#### Data in this exercise
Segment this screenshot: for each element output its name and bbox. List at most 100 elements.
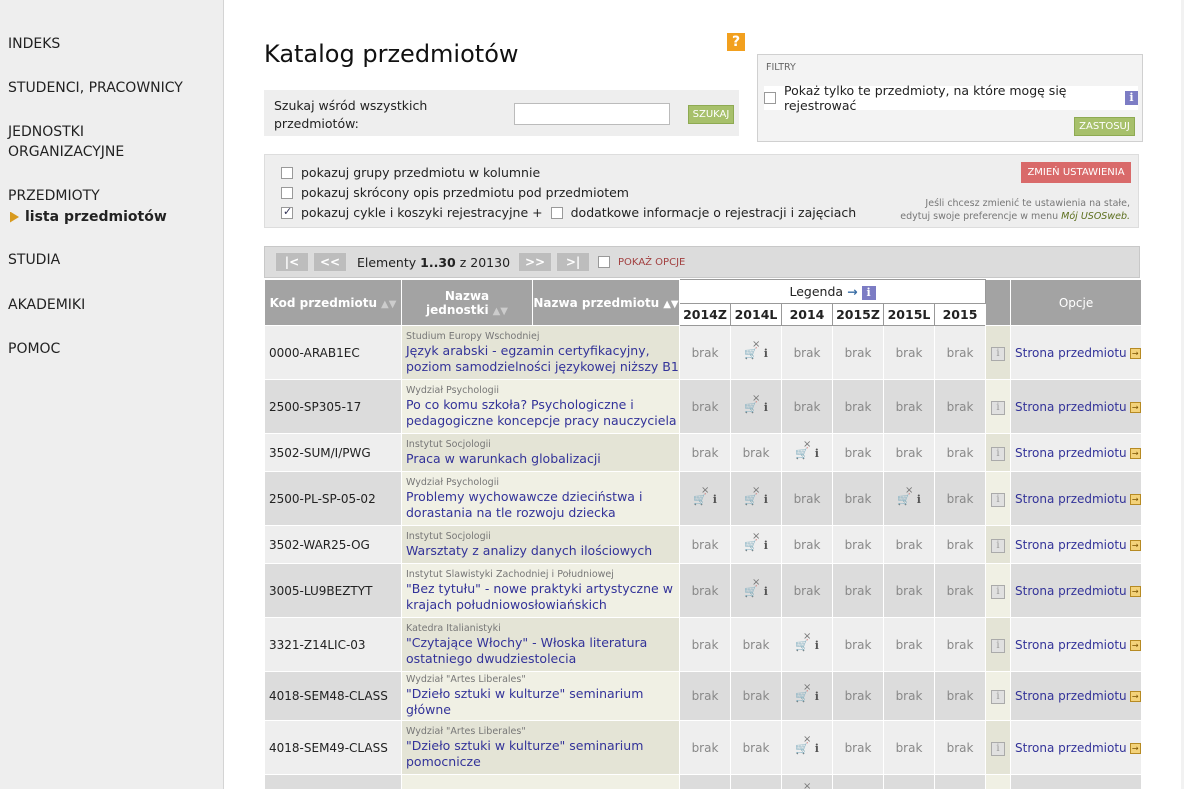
info-icon[interactable]: i — [815, 639, 819, 652]
cart-icon[interactable]: 🛒 — [744, 339, 760, 360]
info-icon[interactable]: i — [991, 690, 1006, 704]
course-name-cell: Wydział Psychologii Po co komu szkoła? Ps… — [401, 379, 680, 434]
setting-groups-checkbox[interactable] — [281, 166, 293, 179]
search-button[interactable]: SZUKAJ — [688, 105, 734, 124]
info-icon[interactable]: i — [991, 638, 1006, 653]
course-page-link[interactable]: Strona przedmiotu→ — [1010, 525, 1143, 564]
cart-icon[interactable]: 🛒 — [795, 439, 811, 460]
course-page-link[interactable]: Strona przedmiotu→ — [1010, 774, 1143, 789]
course-name-link[interactable]: "Dzieło sztuki w kulturze" seminarium po… — [406, 738, 643, 769]
first-page-button[interactable]: |< — [275, 252, 309, 272]
pager: |< << Elementy 1..30 z 20130 >> >| POKAŻ… — [264, 246, 1140, 278]
sort-icon[interactable]: ▲▼ — [381, 299, 396, 310]
cycle-cell: brak — [883, 774, 935, 789]
course-page-link[interactable]: Strona przedmiotu→ — [1010, 471, 1143, 526]
info-icon[interactable]: i — [764, 539, 768, 552]
cycle-cell: 🛒i — [781, 774, 833, 789]
info-icon[interactable]: i — [991, 538, 1006, 553]
cart-icon[interactable]: 🛒 — [744, 531, 760, 552]
info-icon[interactable]: i — [861, 285, 876, 300]
prev-page-button[interactable]: << — [313, 252, 347, 272]
setting-cycles-checkbox[interactable] — [281, 205, 293, 219]
info-icon[interactable]: i — [713, 493, 717, 506]
info-icon[interactable]: i — [764, 493, 768, 506]
header-code[interactable]: Kod przedmiotu ▲▼ — [264, 279, 402, 326]
apply-button[interactable]: ZASTOSUJ — [1074, 117, 1135, 136]
nav-jednostki[interactable]: JEDNOSTKI — [8, 122, 84, 142]
info-icon[interactable]: i — [991, 741, 1006, 756]
info-icon[interactable]: i — [1124, 91, 1138, 105]
cart-icon[interactable]: 🛒 — [744, 393, 760, 414]
course-name-link[interactable]: "Bez tytułu" - nowe praktyki artystyczne… — [406, 581, 673, 612]
unit-name: Instytut Socjologii — [406, 438, 491, 450]
cart-icon[interactable]: 🛒 — [693, 485, 709, 506]
details-cell: i — [985, 563, 1012, 618]
course-page-link[interactable]: Strona przedmiotu→ — [1010, 563, 1143, 618]
last-page-button[interactable]: >| — [556, 252, 591, 272]
year-header: 2015 — [933, 303, 987, 326]
show-options-checkbox[interactable] — [598, 256, 611, 268]
info-icon[interactable]: i — [991, 346, 1006, 361]
header-unit[interactable]: Nazwa jednostki ▲▼ — [401, 279, 533, 326]
course-name-link[interactable]: Po co komu szkoła? Psychologiczne i peda… — [406, 397, 677, 428]
info-icon[interactable]: i — [764, 401, 768, 414]
header-name[interactable]: Nazwa przedmiotu ▲▼ — [532, 279, 680, 326]
cycle-cell: brak — [832, 525, 884, 564]
cycle-cell: brak — [679, 379, 731, 434]
table-row: 2500-PL-SP-05-02 Wydział Psychologii Probl… — [264, 471, 1143, 526]
nav-indeks[interactable]: INDEKS — [8, 34, 60, 54]
course-page-link[interactable]: Strona przedmiotu→ — [1010, 325, 1143, 380]
course-name-link[interactable]: Problemy wychowawcze dzieciństwa i doras… — [406, 489, 642, 520]
setting-description-label: pokazuj skrócony opis przedmiotu pod prz… — [301, 185, 629, 200]
info-icon[interactable]: i — [815, 690, 819, 703]
sort-asc-icon[interactable]: ▲▼ — [663, 299, 678, 310]
nav-akademiki[interactable]: AKADEMIKI — [8, 295, 85, 315]
info-icon[interactable]: i — [764, 585, 768, 598]
info-icon[interactable]: i — [764, 347, 768, 360]
next-page-button[interactable]: >> — [518, 252, 553, 272]
info-icon[interactable]: i — [815, 447, 819, 460]
info-icon[interactable]: i — [991, 492, 1006, 507]
course-name-link[interactable]: "Dzieło sztuki w kulturze" seminarium gł… — [406, 686, 643, 717]
cart-icon[interactable]: 🛒 — [795, 734, 811, 755]
info-icon[interactable]: i — [991, 446, 1006, 461]
setting-extra-info-checkbox[interactable] — [550, 206, 563, 219]
change-settings-button[interactable]: ZMIEŃ USTAWIENIA — [1021, 162, 1131, 183]
my-usosweb-link[interactable]: Mój USOSweb. — [1061, 211, 1130, 222]
course-page-label: Strona przedmiotu — [1015, 491, 1127, 506]
nav-organizacyjne[interactable]: ORGANIZACYJNE — [8, 142, 124, 162]
course-page-link[interactable]: Strona przedmiotu→ — [1010, 720, 1143, 775]
cycle-cell: 🛒i — [781, 433, 833, 472]
info-icon[interactable]: i — [991, 400, 1006, 415]
show-options-toggle[interactable]: POKAŻ OPCJE — [598, 256, 685, 268]
course-name-link[interactable]: Warsztaty z analizy danych ilościowych — [406, 543, 652, 558]
cart-icon[interactable]: 🛒 — [744, 577, 760, 598]
course-name-link[interactable]: Praca w warunkach globalizacji — [406, 451, 601, 466]
course-code: 3502-WAR25-OG — [264, 525, 402, 564]
cart-icon[interactable]: 🛒 — [795, 631, 811, 652]
help-icon[interactable]: ? — [727, 33, 745, 51]
info-icon[interactable]: i — [815, 742, 819, 755]
nav-lista-przedmiotow[interactable]: lista przedmiotów — [10, 208, 167, 226]
page-title: Katalog przedmiotów — [264, 40, 519, 68]
info-icon[interactable]: i — [917, 493, 921, 506]
course-page-link[interactable]: Strona przedmiotu→ — [1010, 433, 1143, 472]
sort-icon[interactable]: ▲▼ — [493, 306, 508, 317]
cart-icon[interactable]: 🛒 — [744, 485, 760, 506]
nav-studenci-pracownicy[interactable]: STUDENCI, PRACOWNICY — [8, 78, 183, 98]
cart-icon[interactable]: 🛒 — [795, 682, 811, 703]
course-page-link[interactable]: Strona przedmiotu→ — [1010, 379, 1143, 434]
cart-icon[interactable]: 🛒 — [897, 485, 913, 506]
setting-description-checkbox[interactable] — [281, 186, 293, 199]
course-page-link[interactable]: Strona przedmiotu→ — [1010, 671, 1143, 721]
info-icon[interactable]: i — [991, 584, 1006, 599]
nav-przedmioty[interactable]: PRZEDMIOTY — [8, 186, 100, 206]
course-name-link[interactable]: "Czytające Włochy" - Włoska literatura o… — [406, 635, 647, 666]
nav-studia[interactable]: STUDIA — [8, 250, 60, 270]
filter-registration-checkbox[interactable] — [764, 92, 776, 104]
course-page-label: Strona przedmiotu — [1015, 399, 1127, 414]
course-name-link[interactable]: Język arabski - egzamin certyfikacyjny, … — [406, 343, 679, 374]
search-input[interactable] — [514, 103, 670, 125]
course-page-link[interactable]: Strona przedmiotu→ — [1010, 617, 1143, 672]
nav-pomoc[interactable]: POMOC — [8, 339, 60, 359]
########
(What you will do)
Update the records by replacing every "course-page-link" with "subject-page-link" and keeping everything else the same. Leave the pictures out of your answer.

(Task response)
Segment this screenshot: for each element output its name and bbox. List at most 100 elements.
info-icon[interactable]: i — [815, 639, 819, 652]
cart-icon[interactable]: 🛒 — [744, 339, 760, 360]
info-icon[interactable]: i — [991, 690, 1006, 704]
course-name-cell: Wydział Psychologii Po co komu szkoła? Ps… — [401, 379, 680, 434]
setting-groups-checkbox[interactable] — [281, 166, 293, 179]
search-button[interactable]: SZUKAJ — [688, 105, 734, 124]
info-icon[interactable]: i — [991, 638, 1006, 653]
subject-page-link[interactable]: Strona przedmiotu→ — [1010, 525, 1143, 564]
cart-icon[interactable]: 🛒 — [795, 439, 811, 460]
subject-page-link[interactable]: Strona przedmiotu→ — [1010, 774, 1143, 789]
course-name-link[interactable]: "Dzieło sztuki w kulturze" seminarium po… — [406, 738, 643, 769]
first-page-button[interactable]: |< — [275, 252, 309, 272]
pager: |< << Elementy 1..30 z 20130 >> >| POKAŻ… — [264, 246, 1140, 278]
sort-icon[interactable]: ▲▼ — [381, 299, 396, 310]
cycle-cell: brak — [883, 774, 935, 789]
subject-page-link[interactable]: Strona przedmiotu→ — [1010, 471, 1143, 526]
info-icon[interactable]: i — [764, 539, 768, 552]
cycle-cell: 🛒i — [781, 774, 833, 789]
info-icon[interactable]: i — [991, 538, 1006, 553]
cart-icon[interactable]: 🛒 — [744, 531, 760, 552]
info-icon[interactable]: i — [861, 285, 876, 300]
prev-page-button[interactable]: << — [313, 252, 347, 272]
setting-cycles-checkbox[interactable] — [281, 205, 293, 219]
info-icon[interactable]: i — [713, 493, 717, 506]
info-icon[interactable]: i — [764, 493, 768, 506]
header-code[interactable]: Kod przedmiotu ▲▼ — [264, 279, 402, 326]
apply-button[interactable]: ZASTOSUJ — [1074, 117, 1135, 136]
nav-jednostki[interactable]: JEDNOSTKI — [8, 122, 84, 142]
info-icon[interactable]: i — [991, 741, 1006, 756]
info-icon[interactable]: i — [1124, 91, 1138, 105]
cart-icon[interactable]: 🛒 — [744, 393, 760, 414]
course-name-link[interactable]: "Bez tytułu" - nowe praktyki artystyczne… — [406, 581, 673, 612]
unit-name: Instytut Socjologii — [406, 438, 491, 450]
cart-icon[interactable]: 🛒 — [693, 485, 709, 506]
details-cell: i — [985, 563, 1012, 618]
subject-page-link[interactable]: Strona przedmiotu→ — [1010, 563, 1143, 618]
last-page-button[interactable]: >| — [556, 252, 591, 272]
year-header: 2015 — [933, 303, 987, 326]
show-options-checkbox[interactable] — [598, 256, 611, 268]
info-icon[interactable]: i — [991, 346, 1006, 361]
header-unit[interactable]: Nazwa jednostki ▲▼ — [401, 279, 533, 326]
course-name-link[interactable]: Po co komu szkoła? Psychologiczne i peda… — [406, 397, 677, 428]
info-icon[interactable]: i — [764, 401, 768, 414]
header-name[interactable]: Nazwa przedmiotu ▲▼ — [532, 279, 680, 326]
cycle-cell: brak — [832, 525, 884, 564]
cycle-cell: brak — [679, 379, 731, 434]
table-row: 2500-PL-SP-05-02 Wydział Psychologii Probl… — [264, 471, 1143, 526]
nav-indeks[interactable]: INDEKS — [8, 34, 60, 54]
subject-page-link[interactable]: Strona przedmiotu→ — [1010, 325, 1143, 380]
course-name-link[interactable]: Problemy wychowawcze dzieciństwa i doras… — [406, 489, 642, 520]
setting-description-label: pokazuj skrócony opis przedmiotu pod prz… — [301, 185, 629, 200]
info-icon[interactable]: i — [815, 690, 819, 703]
sort-asc-icon[interactable]: ▲▼ — [663, 299, 678, 310]
nav-akademiki[interactable]: AKADEMIKI — [8, 295, 85, 315]
info-icon[interactable]: i — [764, 585, 768, 598]
info-icon[interactable]: i — [764, 347, 768, 360]
next-page-button[interactable]: >> — [518, 252, 553, 272]
info-icon[interactable]: i — [815, 447, 819, 460]
info-icon[interactable]: i — [991, 492, 1006, 507]
course-name-link[interactable]: "Dzieło sztuki w kulturze" seminarium gł… — [406, 686, 643, 717]
cart-icon[interactable]: 🛒 — [795, 734, 811, 755]
info-icon[interactable]: i — [991, 446, 1006, 461]
setting-extra-info-checkbox[interactable] — [550, 206, 563, 219]
change-settings-button[interactable]: ZMIEŃ USTAWIENIA — [1021, 162, 1131, 183]
my-usosweb-link[interactable]: Mój USOSweb. — [1061, 211, 1130, 222]
course-page-label: Strona przedmiotu — [1015, 491, 1127, 506]
nav-organizacyjne[interactable]: ORGANIZACYJNE — [8, 142, 124, 162]
subject-page-link[interactable]: Strona przedmiotu→ — [1010, 720, 1143, 775]
cycle-cell: 🛒i — [781, 433, 833, 472]
info-icon[interactable]: i — [991, 400, 1006, 415]
show-options-toggle[interactable]: POKAŻ OPCJE — [598, 256, 685, 268]
course-name-link[interactable]: Warsztaty z analizy danych ilościowych — [406, 543, 652, 558]
cart-icon[interactable]: 🛒 — [744, 577, 760, 598]
course-name-link[interactable]: Praca w warunkach globalizacji — [406, 451, 601, 466]
course-code: 3502-WAR25-OG — [264, 525, 402, 564]
cart-icon[interactable]: 🛒 — [795, 631, 811, 652]
help-icon[interactable]: ? — [727, 33, 745, 51]
info-icon[interactable]: i — [815, 742, 819, 755]
nav-lista-przedmiotow[interactable]: lista przedmiotów — [10, 208, 167, 226]
page-title: Katalog przedmiotów — [264, 40, 519, 68]
info-icon[interactable]: i — [917, 493, 921, 506]
subject-page-link[interactable]: Strona przedmiotu→ — [1010, 433, 1143, 472]
sort-icon[interactable]: ▲▼ — [493, 306, 508, 317]
cart-icon[interactable]: 🛒 — [744, 485, 760, 506]
nav-studenci-pracownicy[interactable]: STUDENCI, PRACOWNICY — [8, 78, 183, 98]
cart-icon[interactable]: 🛒 — [795, 682, 811, 703]
subject-page-link[interactable]: Strona przedmiotu→ — [1010, 379, 1143, 434]
cart-icon[interactable]: 🛒 — [897, 485, 913, 506]
setting-description-checkbox[interactable] — [281, 186, 293, 199]
subject-page-link[interactable]: Strona przedmiotu→ — [1010, 671, 1143, 721]
info-icon[interactable]: i — [991, 584, 1006, 599]
nav-przedmioty[interactable]: PRZEDMIOTY — [8, 186, 100, 206]
course-name-link[interactable]: "Czytające Włochy" - Włoska literatura o… — [406, 635, 647, 666]
nav-studia[interactable]: STUDIA — [8, 250, 60, 270]
filter-registration-checkbox[interactable] — [764, 92, 776, 104]
course-page-label: Strona przedmiotu — [1015, 399, 1127, 414]
course-name-link[interactable]: Język arabski - egzamin certyfikacyjny, … — [406, 343, 679, 374]
search-input[interactable] — [514, 103, 670, 125]
subject-page-link[interactable]: Strona przedmiotu→ — [1010, 617, 1143, 672]
nav-pomoc[interactable]: POMOC — [8, 339, 60, 359]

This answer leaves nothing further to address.